## EXERCISE
Reproduce the data in its entirety, exactly as supplied.
....
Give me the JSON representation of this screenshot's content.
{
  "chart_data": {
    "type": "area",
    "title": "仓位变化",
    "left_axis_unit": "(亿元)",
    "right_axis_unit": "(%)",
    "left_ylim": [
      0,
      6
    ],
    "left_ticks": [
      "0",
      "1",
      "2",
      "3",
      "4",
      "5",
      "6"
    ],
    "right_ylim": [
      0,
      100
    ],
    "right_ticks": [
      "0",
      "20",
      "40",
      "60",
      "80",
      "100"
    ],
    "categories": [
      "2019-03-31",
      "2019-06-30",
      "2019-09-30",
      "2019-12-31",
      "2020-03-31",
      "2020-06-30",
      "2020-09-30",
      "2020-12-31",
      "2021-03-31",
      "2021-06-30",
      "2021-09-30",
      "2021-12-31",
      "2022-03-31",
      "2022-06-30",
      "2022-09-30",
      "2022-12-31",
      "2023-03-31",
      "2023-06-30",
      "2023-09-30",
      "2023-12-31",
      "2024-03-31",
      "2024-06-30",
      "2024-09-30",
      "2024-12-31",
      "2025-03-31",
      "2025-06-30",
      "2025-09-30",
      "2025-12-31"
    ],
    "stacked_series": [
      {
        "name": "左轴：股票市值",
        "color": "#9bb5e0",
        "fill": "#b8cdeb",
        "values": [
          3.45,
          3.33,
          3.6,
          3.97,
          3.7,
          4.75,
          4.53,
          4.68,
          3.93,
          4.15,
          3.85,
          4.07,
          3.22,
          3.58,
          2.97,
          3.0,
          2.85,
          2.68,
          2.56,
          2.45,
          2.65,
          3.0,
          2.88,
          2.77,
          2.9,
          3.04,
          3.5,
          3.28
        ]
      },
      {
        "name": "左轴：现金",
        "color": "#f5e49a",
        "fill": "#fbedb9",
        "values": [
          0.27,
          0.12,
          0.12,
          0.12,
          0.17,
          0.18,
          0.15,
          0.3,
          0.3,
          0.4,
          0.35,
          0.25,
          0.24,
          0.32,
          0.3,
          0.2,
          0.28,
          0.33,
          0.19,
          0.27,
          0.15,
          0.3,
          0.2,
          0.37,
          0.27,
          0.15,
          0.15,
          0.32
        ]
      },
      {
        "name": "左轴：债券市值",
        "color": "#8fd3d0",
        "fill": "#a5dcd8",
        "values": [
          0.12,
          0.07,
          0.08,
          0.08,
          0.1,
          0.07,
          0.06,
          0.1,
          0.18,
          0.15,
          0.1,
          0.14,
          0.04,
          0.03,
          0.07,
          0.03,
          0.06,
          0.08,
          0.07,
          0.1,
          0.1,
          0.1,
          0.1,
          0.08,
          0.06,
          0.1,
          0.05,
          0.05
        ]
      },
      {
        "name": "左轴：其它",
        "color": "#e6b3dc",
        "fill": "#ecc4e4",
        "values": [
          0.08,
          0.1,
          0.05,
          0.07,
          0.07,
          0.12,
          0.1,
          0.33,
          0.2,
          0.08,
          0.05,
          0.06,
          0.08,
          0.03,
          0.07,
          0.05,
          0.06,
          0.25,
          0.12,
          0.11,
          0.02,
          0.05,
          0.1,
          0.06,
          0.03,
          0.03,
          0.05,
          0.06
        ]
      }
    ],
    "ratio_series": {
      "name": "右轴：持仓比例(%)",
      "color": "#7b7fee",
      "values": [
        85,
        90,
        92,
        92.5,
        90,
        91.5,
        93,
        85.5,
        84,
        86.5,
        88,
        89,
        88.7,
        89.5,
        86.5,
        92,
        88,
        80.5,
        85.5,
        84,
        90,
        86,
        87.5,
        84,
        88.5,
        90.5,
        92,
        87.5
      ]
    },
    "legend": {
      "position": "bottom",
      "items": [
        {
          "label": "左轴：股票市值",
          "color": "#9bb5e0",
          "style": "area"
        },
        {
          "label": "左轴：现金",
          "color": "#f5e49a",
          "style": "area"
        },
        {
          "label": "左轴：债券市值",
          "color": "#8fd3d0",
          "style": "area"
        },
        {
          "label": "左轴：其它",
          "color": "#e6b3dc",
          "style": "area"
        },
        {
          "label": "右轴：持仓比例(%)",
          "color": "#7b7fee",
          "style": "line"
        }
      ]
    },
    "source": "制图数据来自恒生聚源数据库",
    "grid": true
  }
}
....
## SOLUTION
Give me the JSON representation of this screenshot's content.
{
  "chart_data": {
    "type": "area",
    "title": "仓位变化",
    "left_axis_unit": "(亿元)",
    "right_axis_unit": "(%)",
    "left_ylim": [
      0,
      6
    ],
    "left_ticks": [
      "0",
      "1",
      "2",
      "3",
      "4",
      "5",
      "6"
    ],
    "right_ylim": [
      0,
      100
    ],
    "right_ticks": [
      "0",
      "20",
      "40",
      "60",
      "80",
      "100"
    ],
    "categories": [
      "2019-03-31",
      "2019-06-30",
      "2019-09-30",
      "2019-12-31",
      "2020-03-31",
      "2020-06-30",
      "2020-09-30",
      "2020-12-31",
      "2021-03-31",
      "2021-06-30",
      "2021-09-30",
      "2021-12-31",
      "2022-03-31",
      "2022-06-30",
      "2022-09-30",
      "2022-12-31",
      "2023-03-31",
      "2023-06-30",
      "2023-09-30",
      "2023-12-31",
      "2024-03-31",
      "2024-06-30",
      "2024-09-30",
      "2024-12-31",
      "2025-03-31",
      "2025-06-30",
      "2025-09-30",
      "2025-12-31"
    ],
    "stacked_series": [
      {
        "name": "左轴：股票市值",
        "color": "#9bb5e0",
        "fill": "#b8cdeb",
        "values": [
          3.45,
          3.33,
          3.6,
          3.97,
          3.7,
          4.75,
          4.53,
          4.68,
          3.93,
          4.15,
          3.85,
          4.07,
          3.22,
          3.58,
          2.97,
          3.0,
          2.85,
          2.68,
          2.56,
          2.45,
          2.65,
          3.0,
          2.88,
          2.77,
          2.9,
          3.04,
          3.5,
          3.28
        ]
      },
      {
        "name": "左轴：现金",
        "color": "#f5e49a",
        "fill": "#fbedb9",
        "values": [
          0.27,
          0.12,
          0.12,
          0.12,
          0.17,
          0.18,
          0.15,
          0.3,
          0.3,
          0.4,
          0.35,
          0.25,
          0.24,
          0.32,
          0.3,
          0.2,
          0.28,
          0.33,
          0.19,
          0.27,
          0.15,
          0.3,
          0.2,
          0.37,
          0.27,
          0.15,
          0.15,
          0.32
        ]
      },
      {
        "name": "左轴：债券市值",
        "color": "#8fd3d0",
        "fill": "#a5dcd8",
        "values": [
          0.12,
          0.07,
          0.08,
          0.08,
          0.1,
          0.07,
          0.06,
          0.1,
          0.18,
          0.15,
          0.1,
          0.14,
          0.04,
          0.03,
          0.07,
          0.03,
          0.06,
          0.08,
          0.07,
          0.1,
          0.1,
          0.1,
          0.1,
          0.08,
          0.06,
          0.1,
          0.05,
          0.05
        ]
      },
      {
        "name": "左轴：其它",
        "color": "#e6b3dc",
        "fill": "#ecc4e4",
        "values": [
          0.08,
          0.1,
          0.05,
          0.07,
          0.07,
          0.12,
          0.1,
          0.33,
          0.2,
          0.08,
          0.05,
          0.06,
          0.08,
          0.03,
          0.07,
          0.05,
          0.06,
          0.25,
          0.12,
          0.11,
          0.02,
          0.05,
          0.1,
          0.06,
          0.03,
          0.03,
          0.05,
          0.06
        ]
      }
    ],
    "ratio_series": {
      "name": "右轴：持仓比例(%)",
      "color": "#7b7fee",
      "values": [
        85,
        90,
        92,
        92.5,
        90,
        91.5,
        93,
        85.5,
        84,
        86.5,
        88,
        89,
        88.7,
        89.5,
        86.5,
        92,
        88,
        80.5,
        85.5,
        84,
        90,
        86,
        87.5,
        84,
        88.5,
        90.5,
        92,
        87.5
      ]
    },
    "legend": {
      "position": "bottom",
      "items": [
        {
          "label": "左轴：股票市值",
          "color": "#9bb5e0",
          "style": "area"
        },
        {
          "label": "左轴：现金",
          "color": "#f5e49a",
          "style": "area"
        },
        {
          "label": "左轴：债券市值",
          "color": "#8fd3d0",
          "style": "area"
        },
        {
          "label": "左轴：其它",
          "color": "#e6b3dc",
          "style": "area"
        },
        {
          "label": "右轴：持仓比例(%)",
          "color": "#7b7fee",
          "style": "line"
        }
      ]
    },
    "source": "制图数据来自恒生聚源数据库",
    "grid": true
  }
}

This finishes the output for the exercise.